===== Supplied records
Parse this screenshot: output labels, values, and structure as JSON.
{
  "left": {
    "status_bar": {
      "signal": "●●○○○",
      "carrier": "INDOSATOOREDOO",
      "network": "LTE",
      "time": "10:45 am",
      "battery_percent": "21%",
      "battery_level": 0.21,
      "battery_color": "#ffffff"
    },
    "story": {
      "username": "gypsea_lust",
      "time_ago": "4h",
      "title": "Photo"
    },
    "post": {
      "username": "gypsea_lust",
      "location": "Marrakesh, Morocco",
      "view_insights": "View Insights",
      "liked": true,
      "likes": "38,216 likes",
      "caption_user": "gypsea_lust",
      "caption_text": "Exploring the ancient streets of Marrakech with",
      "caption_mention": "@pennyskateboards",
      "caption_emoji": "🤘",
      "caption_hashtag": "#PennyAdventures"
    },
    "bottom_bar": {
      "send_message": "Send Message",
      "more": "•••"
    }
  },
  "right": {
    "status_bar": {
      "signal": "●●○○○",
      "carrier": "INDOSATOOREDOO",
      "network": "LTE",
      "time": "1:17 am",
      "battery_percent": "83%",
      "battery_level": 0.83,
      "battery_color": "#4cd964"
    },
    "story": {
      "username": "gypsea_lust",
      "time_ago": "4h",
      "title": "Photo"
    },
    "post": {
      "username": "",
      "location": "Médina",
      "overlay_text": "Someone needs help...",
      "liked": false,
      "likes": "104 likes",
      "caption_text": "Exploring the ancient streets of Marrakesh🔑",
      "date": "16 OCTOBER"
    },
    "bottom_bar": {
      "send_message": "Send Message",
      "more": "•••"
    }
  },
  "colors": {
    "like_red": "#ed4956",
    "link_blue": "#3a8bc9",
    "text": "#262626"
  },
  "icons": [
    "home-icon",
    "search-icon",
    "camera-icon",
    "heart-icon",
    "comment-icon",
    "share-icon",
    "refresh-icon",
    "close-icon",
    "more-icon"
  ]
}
==========
Problem details: Print the material once more, exactly.

Exercise result:
Parse this screenshot: output labels, values, and structure as JSON.
{
  "left": {
    "status_bar": {
      "signal": "●●○○○",
      "carrier": "INDOSATOOREDOO",
      "network": "LTE",
      "time": "10:45 am",
      "battery_percent": "21%",
      "battery_level": 0.21,
      "battery_color": "#ffffff"
    },
    "story": {
      "username": "gypsea_lust",
      "time_ago": "4h",
      "title": "Photo"
    },
    "post": {
      "username": "gypsea_lust",
      "location": "Marrakesh, Morocco",
      "view_insights": "View Insights",
      "liked": true,
      "likes": "38,216 likes",
      "caption_user": "gypsea_lust",
      "caption_text": "Exploring the ancient streets of Marrakech with",
      "caption_mention": "@pennyskateboards",
      "caption_emoji": "🤘",
      "caption_hashtag": "#PennyAdventures"
    },
    "bottom_bar": {
      "send_message": "Send Message",
      "more": "•••"
    }
  },
  "right": {
    "status_bar": {
      "signal": "●●○○○",
      "carrier": "INDOSATOOREDOO",
      "network": "LTE",
      "time": "1:17 am",
      "battery_percent": "83%",
      "battery_level": 0.83,
      "battery_color": "#4cd964"
    },
    "story": {
      "username": "gypsea_lust",
      "time_ago": "4h",
      "title": "Photo"
    },
    "post": {
      "username": "",
      "location": "Médina",
      "overlay_text": "Someone needs help...",
      "liked": false,
      "likes": "104 likes",
      "caption_text": "Exploring the ancient streets of Marrakesh🔑",
      "date": "16 OCTOBER"
    },
    "bottom_bar": {
      "send_message": "Send Message",
      "more": "•••"
    }
  },
  "colors": {
    "like_red": "#ed4956",
    "link_blue": "#3a8bc9",
    "text": "#262626"
  },
  "icons": [
    "home-icon",
    "search-icon",
    "camera-icon",
    "heart-icon",
    "comment-icon",
    "share-icon",
    "refresh-icon",
    "close-icon",
    "more-icon"
  ]
}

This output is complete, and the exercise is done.